* [REQUIRED WORK]: Transcribe the records exactly. Pictures do not belong in the transcription.

[Items listed in a dataset]
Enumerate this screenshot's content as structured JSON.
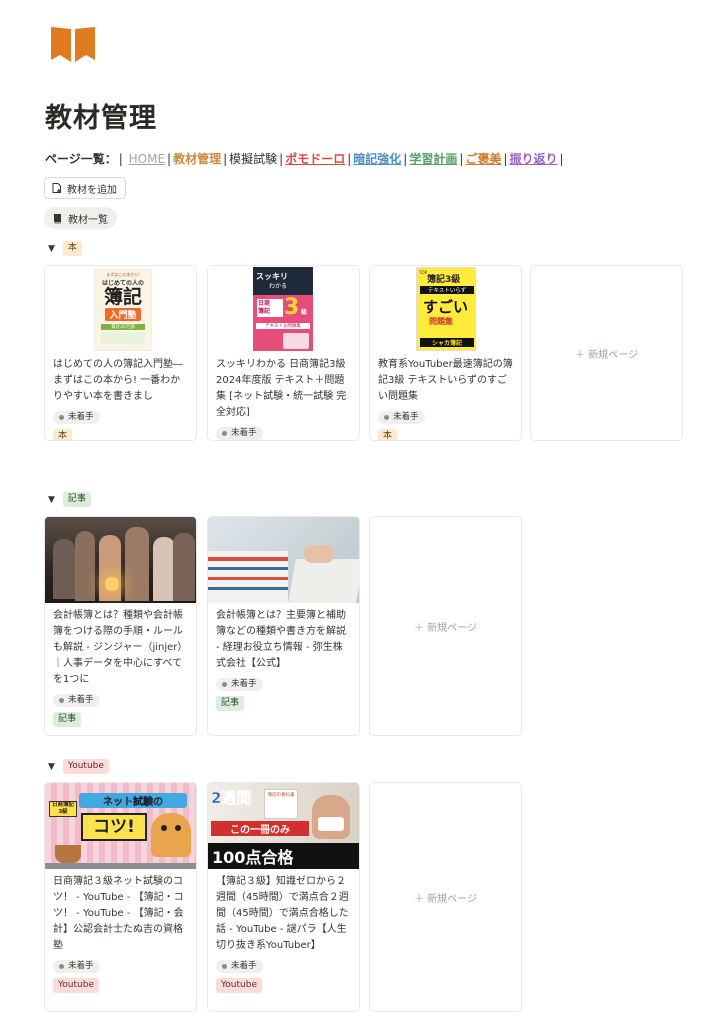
{
  "page": {
    "icon": "open-book-icon",
    "title": "教材管理"
  },
  "nav": {
    "label": "ページ一覧：",
    "separator": "|",
    "links": [
      {
        "label": "HOME",
        "color": "#a8a29e"
      },
      {
        "label": "教材管理",
        "color": "#c8893f"
      },
      {
        "label": "模擬試験",
        "color": "#37352f"
      },
      {
        "label": "ポモドーロ",
        "color": "#e0443e"
      },
      {
        "label": "暗記強化",
        "color": "#4f8dc9"
      },
      {
        "label": "学習計画",
        "color": "#5aa068"
      },
      {
        "label": "ご褒美",
        "color": "#d2782e"
      },
      {
        "label": "振り返り",
        "color": "#9a61c4"
      }
    ]
  },
  "toolbar": {
    "add_label": "教材を追加",
    "view_label": "教材一覧"
  },
  "groups": [
    {
      "tag": "本",
      "cards": [
        {
          "title": "はじめての人の簿記入門塾―まずはこの本から! 一番わかりやすい本を書きまし",
          "status": "未着手",
          "tag": "本"
        },
        {
          "title": "スッキリわかる 日商簿記3級 2024年度版 テキスト＋問題集 [ネット試験・統一試験 完全対応]",
          "status": "未着手",
          "tag": "本"
        },
        {
          "title": "教育系YouTuber最速簿記の簿記3級 テキストいらずのすごい問題集",
          "status": "未着手",
          "tag": "本"
        }
      ],
      "new_label": "＋ 新規ページ"
    },
    {
      "tag": "記事",
      "cards": [
        {
          "title": "会計帳簿とは？種類や会計帳簿をつける際の手順・ルールも解説 - ジンジャー（jinjer）｜人事データを中心にすべてを1つに",
          "status": "未着手",
          "tag": "記事"
        },
        {
          "title": "会計帳簿とは？主要簿と補助簿などの種類や書き方を解説 - 経理お役立ち情報 - 弥生株式会社【公式】",
          "status": "未着手",
          "tag": "記事"
        }
      ],
      "new_label": "＋ 新規ページ"
    },
    {
      "tag": "Youtube",
      "cards": [
        {
          "title": "日商簿記３級ネット試験のコツ！ - YouTube - 【簿記・コツ！ - YouTube - 【簿記・会計】公認会計士たぬ吉の資格塾",
          "status": "未着手",
          "tag": "Youtube"
        },
        {
          "title": "【簿記３級】知識ゼロから２週間（45時間）で満点合２週間（45時間）で満点合格した話 - YouTube - 謎パラ【人生切り抜き系YouTuber】",
          "status": "未着手",
          "tag": "Youtube"
        }
      ],
      "new_label": "＋ 新規ページ"
    }
  ],
  "covers": {
    "book1": {
      "top": "まずはこの本から!",
      "title1": "はじめての人の",
      "title2": "簿記",
      "badge": "入門塾",
      "sub": "累計20万部"
    },
    "book2": {
      "title1": "スッキリ",
      "title2": "わかる",
      "line1": "日商",
      "line2": "簿記",
      "num": "3",
      "unit": "級",
      "foot": "テキスト＆問題集"
    },
    "book3": {
      "corner": "TOP",
      "title1": "簿記3級",
      "line": "テキストいらず",
      "big": "すごい",
      "sub": "問題集",
      "foot": "シャカ簿記"
    },
    "yt1": {
      "badge1": "日商簿記",
      "badge2": "3級",
      "title": "ネット試験の",
      "big": "コツ!"
    },
    "yt2": {
      "title": "2週間",
      "book": "簿記の教科書",
      "banner": "この一冊のみ",
      "big": "100点合格"
    }
  },
  "colors": {
    "book_tag": "#fbeacb",
    "article_tag": "#dbeddb",
    "youtube_tag": "#fbdcdc",
    "icon": "#e07b1f"
  }
}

* [ANSWER TO THIS PROBLEM]:
Enumerate this screenshot's content as structured JSON.
{
  "page": {
    "icon": "open-book-icon",
    "title": "教材管理"
  },
  "nav": {
    "label": "ページ一覧：",
    "separator": "|",
    "links": [
      {
        "label": "HOME",
        "color": "#a8a29e"
      },
      {
        "label": "教材管理",
        "color": "#c8893f"
      },
      {
        "label": "模擬試験",
        "color": "#37352f"
      },
      {
        "label": "ポモドーロ",
        "color": "#e0443e"
      },
      {
        "label": "暗記強化",
        "color": "#4f8dc9"
      },
      {
        "label": "学習計画",
        "color": "#5aa068"
      },
      {
        "label": "ご褒美",
        "color": "#d2782e"
      },
      {
        "label": "振り返り",
        "color": "#9a61c4"
      }
    ]
  },
  "toolbar": {
    "add_label": "教材を追加",
    "view_label": "教材一覧"
  },
  "groups": [
    {
      "tag": "本",
      "cards": [
        {
          "title": "はじめての人の簿記入門塾―まずはこの本から! 一番わかりやすい本を書きまし",
          "status": "未着手",
          "tag": "本"
        },
        {
          "title": "スッキリわかる 日商簿記3級 2024年度版 テキスト＋問題集 [ネット試験・統一試験 完全対応]",
          "status": "未着手",
          "tag": "本"
        },
        {
          "title": "教育系YouTuber最速簿記の簿記3級 テキストいらずのすごい問題集",
          "status": "未着手",
          "tag": "本"
        }
      ],
      "new_label": "＋ 新規ページ"
    },
    {
      "tag": "記事",
      "cards": [
        {
          "title": "会計帳簿とは？種類や会計帳簿をつける際の手順・ルールも解説 - ジンジャー（jinjer）｜人事データを中心にすべてを1つに",
          "status": "未着手",
          "tag": "記事"
        },
        {
          "title": "会計帳簿とは？主要簿と補助簿などの種類や書き方を解説 - 経理お役立ち情報 - 弥生株式会社【公式】",
          "status": "未着手",
          "tag": "記事"
        }
      ],
      "new_label": "＋ 新規ページ"
    },
    {
      "tag": "Youtube",
      "cards": [
        {
          "title": "日商簿記３級ネット試験のコツ！ - YouTube - 【簿記・コツ！ - YouTube - 【簿記・会計】公認会計士たぬ吉の資格塾",
          "status": "未着手",
          "tag": "Youtube"
        },
        {
          "title": "【簿記３級】知識ゼロから２週間（45時間）で満点合２週間（45時間）で満点合格した話 - YouTube - 謎パラ【人生切り抜き系YouTuber】",
          "status": "未着手",
          "tag": "Youtube"
        }
      ],
      "new_label": "＋ 新規ページ"
    }
  ],
  "covers": {
    "book1": {
      "top": "まずはこの本から!",
      "title1": "はじめての人の",
      "title2": "簿記",
      "badge": "入門塾",
      "sub": "累計20万部"
    },
    "book2": {
      "title1": "スッキリ",
      "title2": "わかる",
      "line1": "日商",
      "line2": "簿記",
      "num": "3",
      "unit": "級",
      "foot": "テキスト＆問題集"
    },
    "book3": {
      "corner": "TOP",
      "title1": "簿記3級",
      "line": "テキストいらず",
      "big": "すごい",
      "sub": "問題集",
      "foot": "シャカ簿記"
    },
    "yt1": {
      "badge1": "日商簿記",
      "badge2": "3級",
      "title": "ネット試験の",
      "big": "コツ!"
    },
    "yt2": {
      "title": "2週間",
      "book": "簿記の教科書",
      "banner": "この一冊のみ",
      "big": "100点合格"
    }
  },
  "colors": {
    "book_tag": "#fbeacb",
    "article_tag": "#dbeddb",
    "youtube_tag": "#fbdcdc",
    "icon": "#e07b1f"
  }
}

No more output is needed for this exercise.